● Task:
Locate the string "heart" in the records below. Copy every line where it occurs.

(Records from a dataset)
•••

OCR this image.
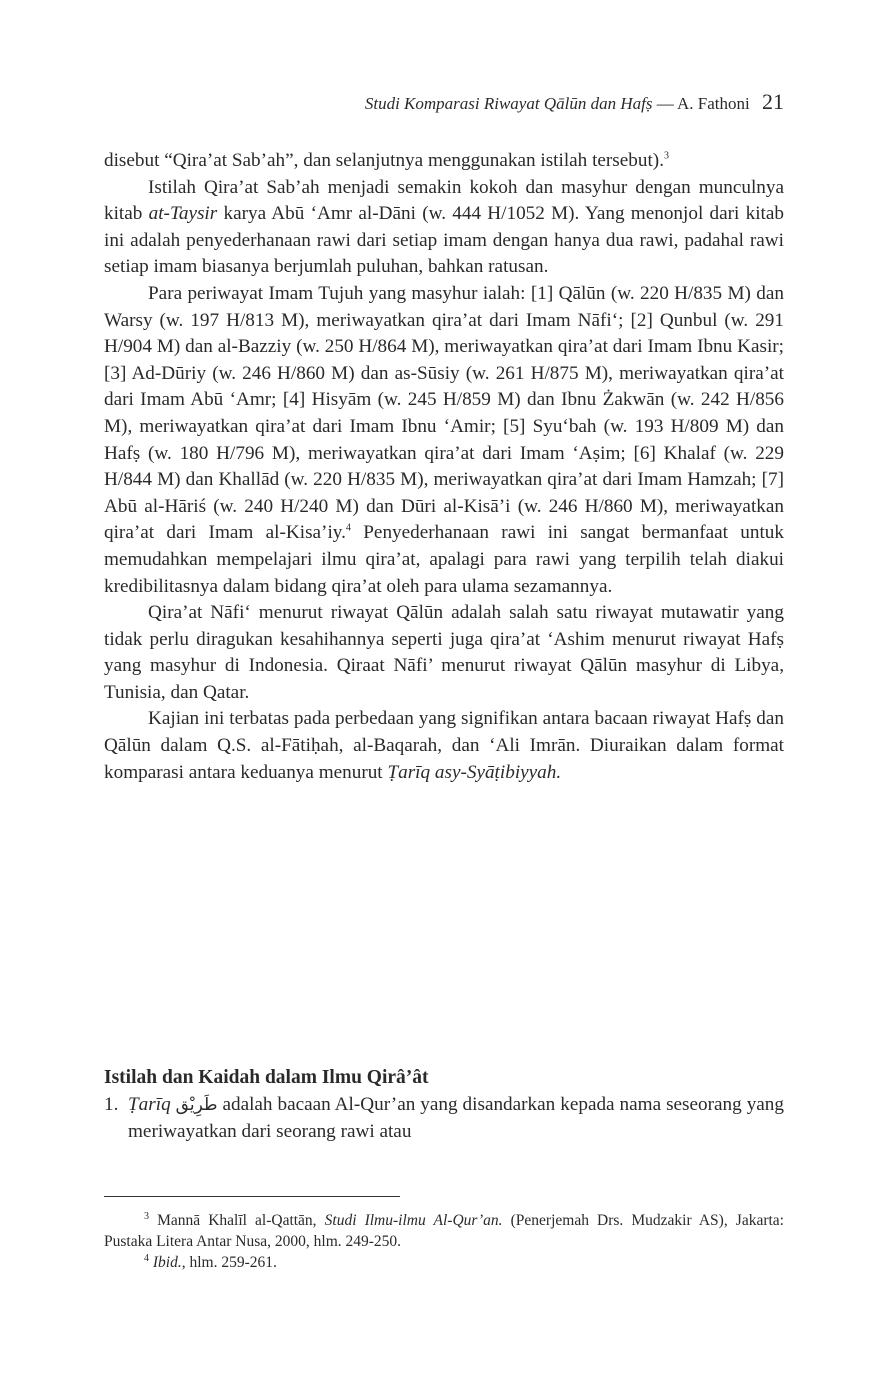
Studi Komparasi Riwayat Qālūn dan Hafṣ — A. Fathoni 21

disebut “Qira’at Sab’ah”, dan selanjutnya menggunakan istilah tersebut).$^3$

Istilah Qira’at Sab’ah menjadi semakin kokoh dan masyhur dengan munculnya kitab at-Taysir karya Abū ‘Amr al-Dāni (w. 444 H/1052 M). Yang menonjol dari kitab ini adalah penyederhanaan rawi dari setiap imam dengan hanya dua rawi, padahal rawi setiap imam biasanya berjumlah puluhan, bahkan ratusan.

Para periwayat Imam Tujuh yang masyhur ialah: [1] Qālūn (w. 220 H/835 M) dan Warsy (w. 197 H/813 M), meriwayatkan qira’at dari Imam Nāfi‘; [2] Qunbul (w. 291 H/904 M) dan al-Bazziy (w. 250 H/864 M), meriwayatkan qira’at dari Imam Ibnu Kasir; [3] Ad-Dūriy (w. 246 H/860 M) dan as-Sūsiy (w. 261 H/875 M), meriwayatkan qira’at dari Imam Abū ‘Amr; [4] Hisyām (w. 245 H/859 M) dan Ibnu Żakwān (w. 242 H/856 M), meriwayatkan qira’at dari Imam Ibnu ‘Amir; [5] Syu‘bah (w. 193 H/809 M) dan Hafṣ (w. 180 H/796 M), meriwayatkan qira’at dari Imam ‘Aṣim; [6] Khalaf (w. 229 H/844 M) dan Khallād (w. 220 H/835 M), meriwayatkan qira’at dari Imam Hamzah; [7] Abū al-Hāriś (w. 240 H/240 M) dan Dūri al-Kisā’i (w. 246 H/860 M), meriwayatkan qira’at dari Imam al-Kisa’iy.$^4$ Penyederhanaan rawi ini sangat bermanfaat untuk memudahkan mempelajari ilmu qira’at, apalagi para rawi yang terpilih telah diakui kredibilitasnya dalam bidang qira’at oleh para ulama sezamannya.

Qira’at Nāfi‘ menurut riwayat Qālūn adalah salah satu riwayat mutawatir yang tidak perlu diragukan kesahihannya seperti juga qira’at ‘Ashim menurut riwayat Hafṣ yang masyhur di Indonesia. Qiraat Nāfi’ menurut riwayat Qālūn masyhur di Libya, Tunisia, dan Qatar.

Kajian ini terbatas pada perbedaan yang signifikan antara bacaan riwayat Hafṣ dan Qālūn dalam Q.S. al-Fātiḥah, al-Baqarah, dan ‘Ali Imrān. Diuraikan dalam format komparasi antara keduanya menurut Ṭarīq asy-Syāṭibiyyah.

Istilah dan Kaidah dalam Ilmu Qirâ’ât
1. Ṭarīq طَرِيْق adalah bacaan Al-Qur’an yang disandarkan kepada nama seseorang yang meriwayatkan dari seorang rawi atau

$^3$ Mannā Khalīl al-Qattān, Studi Ilmu-ilmu Al-Qur’an. (Penerjemah Drs. Mudzakir AS), Jakarta: Pustaka Litera Antar Nusa, 2000, hlm. 249-250.

$^4$ Ibid., hlm. 259-261.
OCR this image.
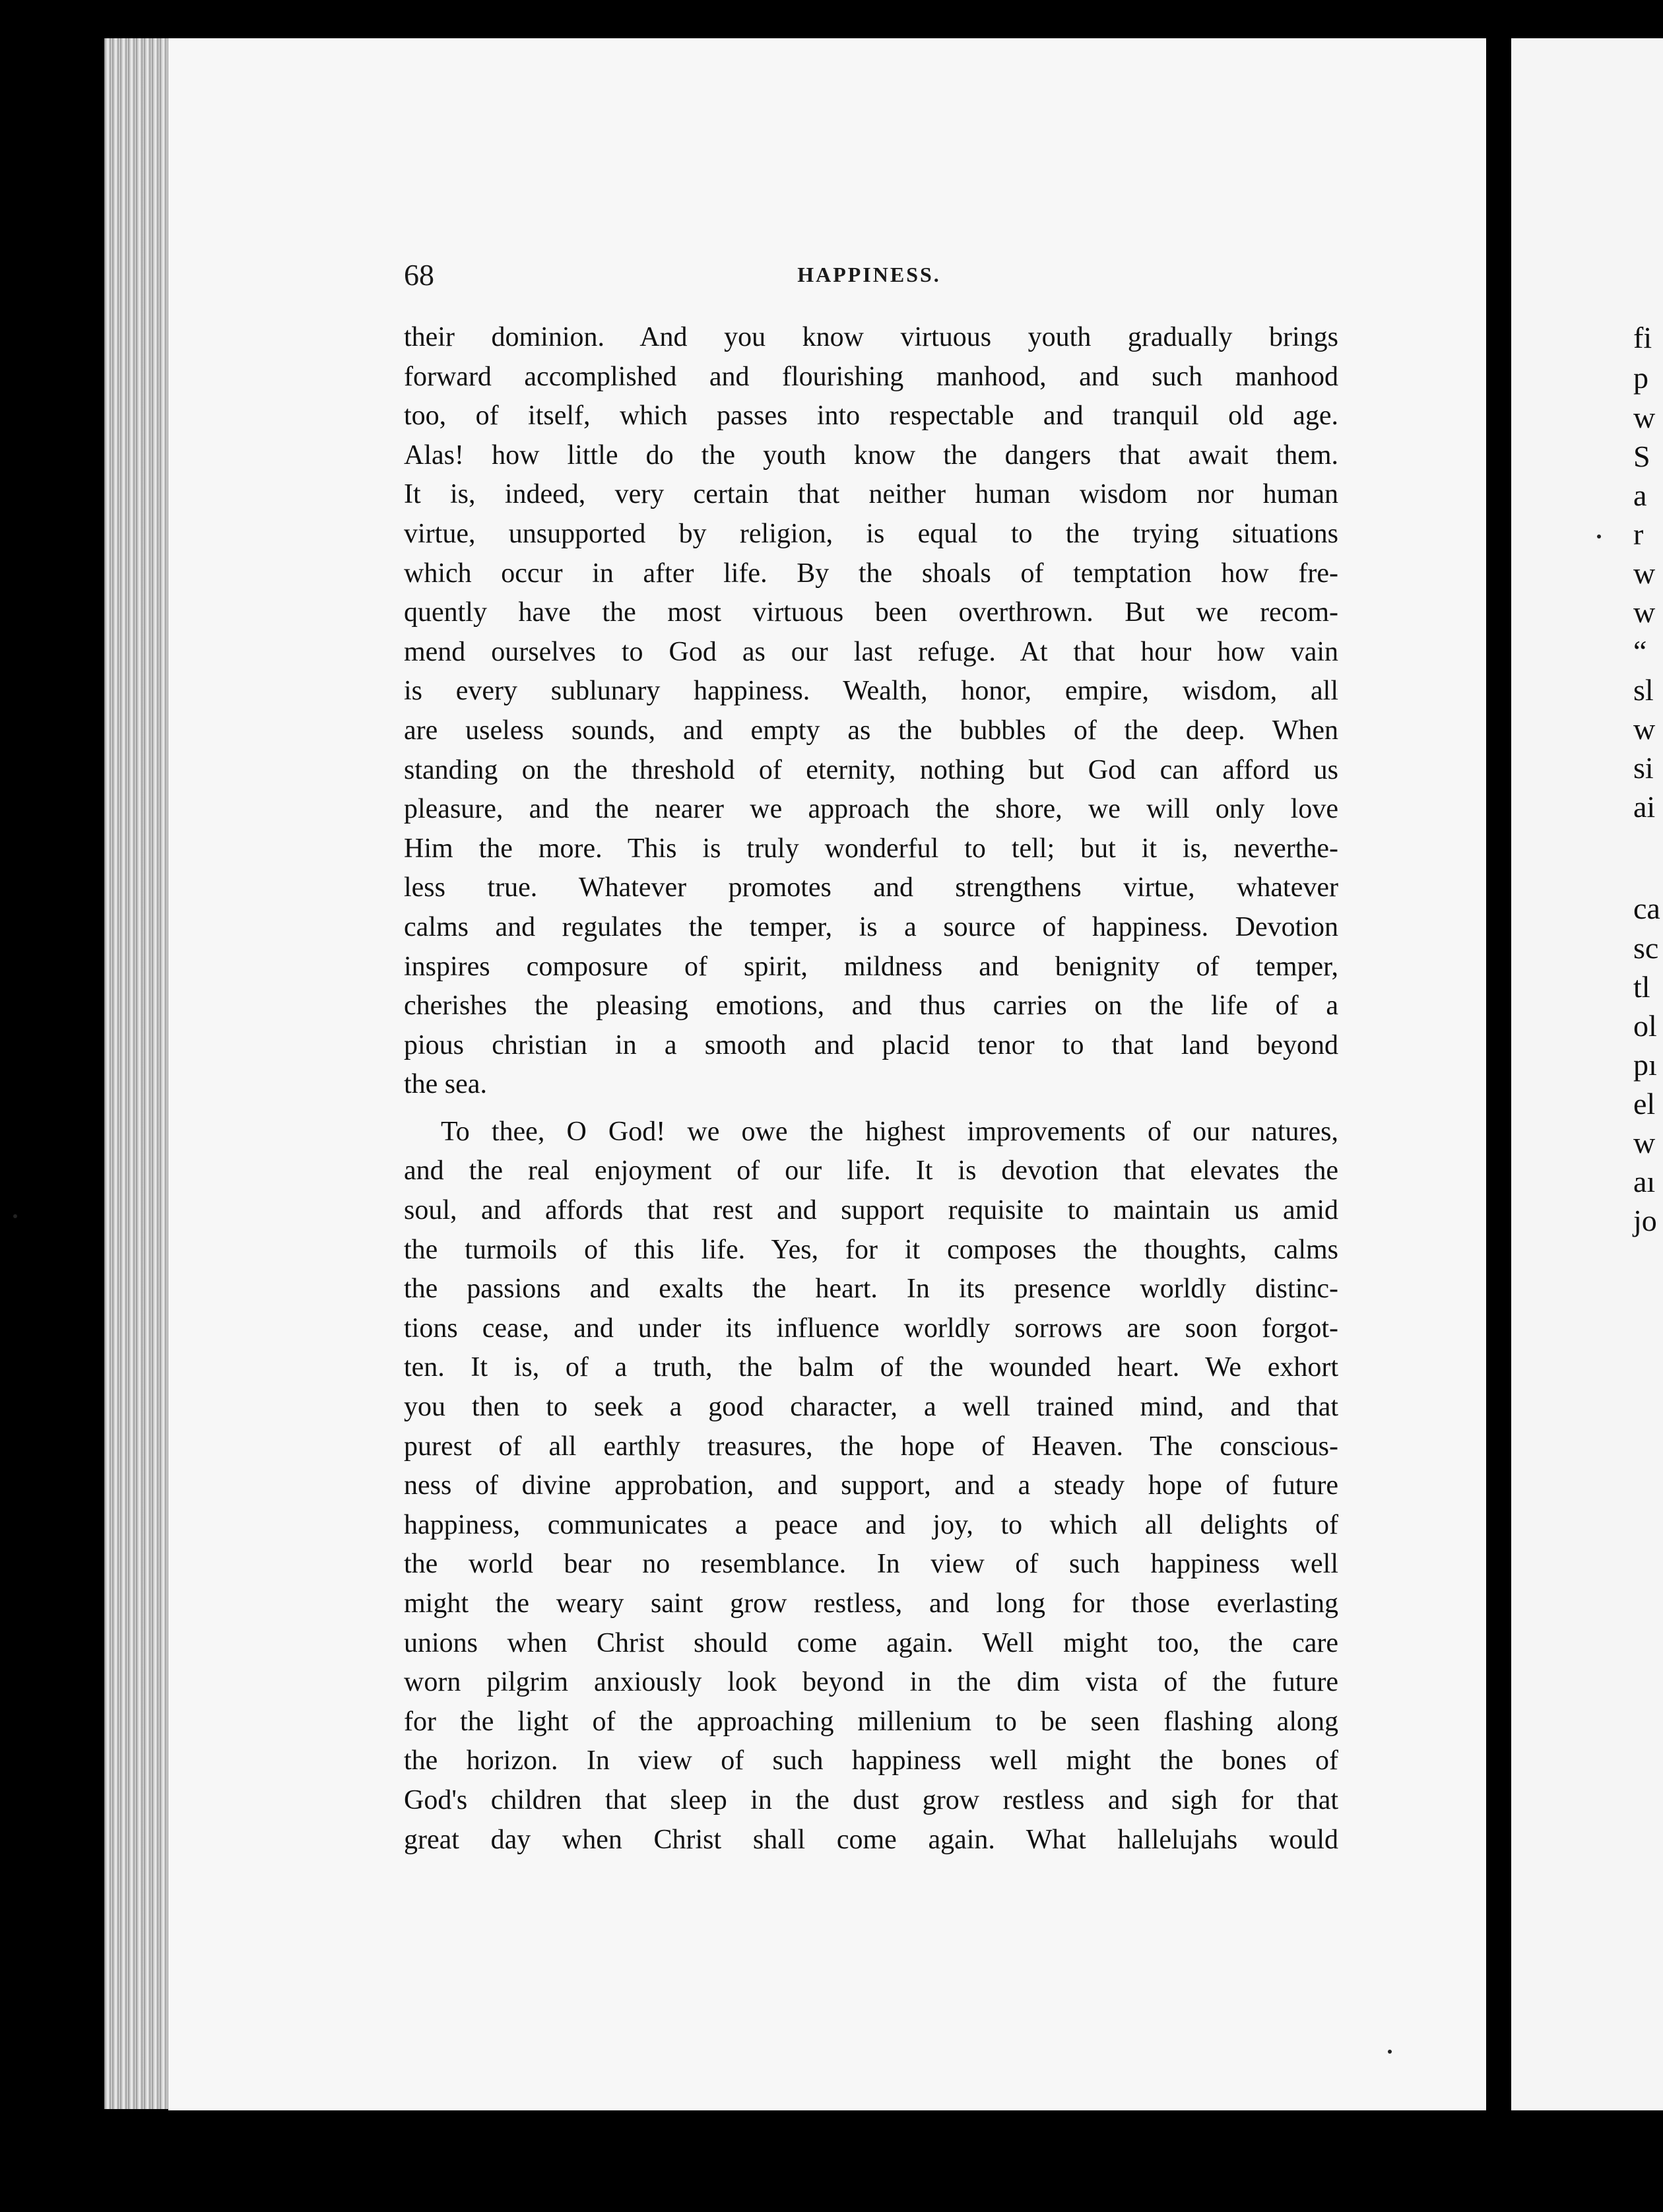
fi
p
w
S
a
r
w
w
“
sl
w
si
ai
ca
sc
tl
ol
pı
el
w
aı
jo
68	HAPPINESS.
their dominion. And you know virtuous youth gradually brings
forward accomplished and flourishing manhood, and such manhood
too, of itself, which passes into respectable and tranquil old age.
Alas! how little do the youth know the dangers that await them.
It is, indeed, very certain that neither human wisdom nor human
virtue, unsupported by religion, is equal to the trying situations
which occur in after life. By the shoals of temptation how fre-
quently have the most virtuous been overthrown. But we recom-
mend ourselves to God as our last refuge. At that hour how vain
is every sublunary happiness. Wealth, honor, empire, wisdom, all
are useless sounds, and empty as the bubbles of the deep. When
standing on the threshold of eternity, nothing but God can afford us
pleasure, and the nearer we approach the shore, we will only love
Him the more. This is truly wonderful to tell; but it is, neverthe-
less true. Whatever promotes and strengthens virtue, whatever
calms and regulates the temper, is a source of happiness. Devotion
inspires composure of spirit, mildness and benignity of temper,
cherishes the pleasing emotions, and thus carries on the life of a
pious christian in a smooth and placid tenor to that land beyond
the sea.
To thee, O God! we owe the highest improvements of our natures,
and the real enjoyment of our life. It is devotion that elevates the
soul, and affords that rest and support requisite to maintain us amid
the turmoils of this life. Yes, for it composes the thoughts, calms
the passions and exalts the heart. In its presence worldly distinc-
tions cease, and under its influence worldly sorrows are soon forgot-
ten. It is, of a truth, the balm of the wounded heart. We exhort
you then to seek a good character, a well trained mind, and that
purest of all earthly treasures, the hope of Heaven. The conscious-
ness of divine approbation, and support, and a steady hope of future
happiness, communicates a peace and joy, to which all delights of
the world bear no resemblance. In view of such happiness well
might the weary saint grow restless, and long for those everlasting
unions when Christ should come again. Well might too, the care
worn pilgrim anxiously look beyond in the dim vista of the future
for the light of the approaching millenium to be seen flashing along
the horizon. In view of such happiness well might the bones of
God's children that sleep in the dust grow restless and sigh for that
great day when Christ shall come again. What hallelujahs would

•••

● Result of the task:
the passions and exalts the heart. In its presence worldly distinc-
ten. It is, of a truth, the balm of the wounded heart. We exhort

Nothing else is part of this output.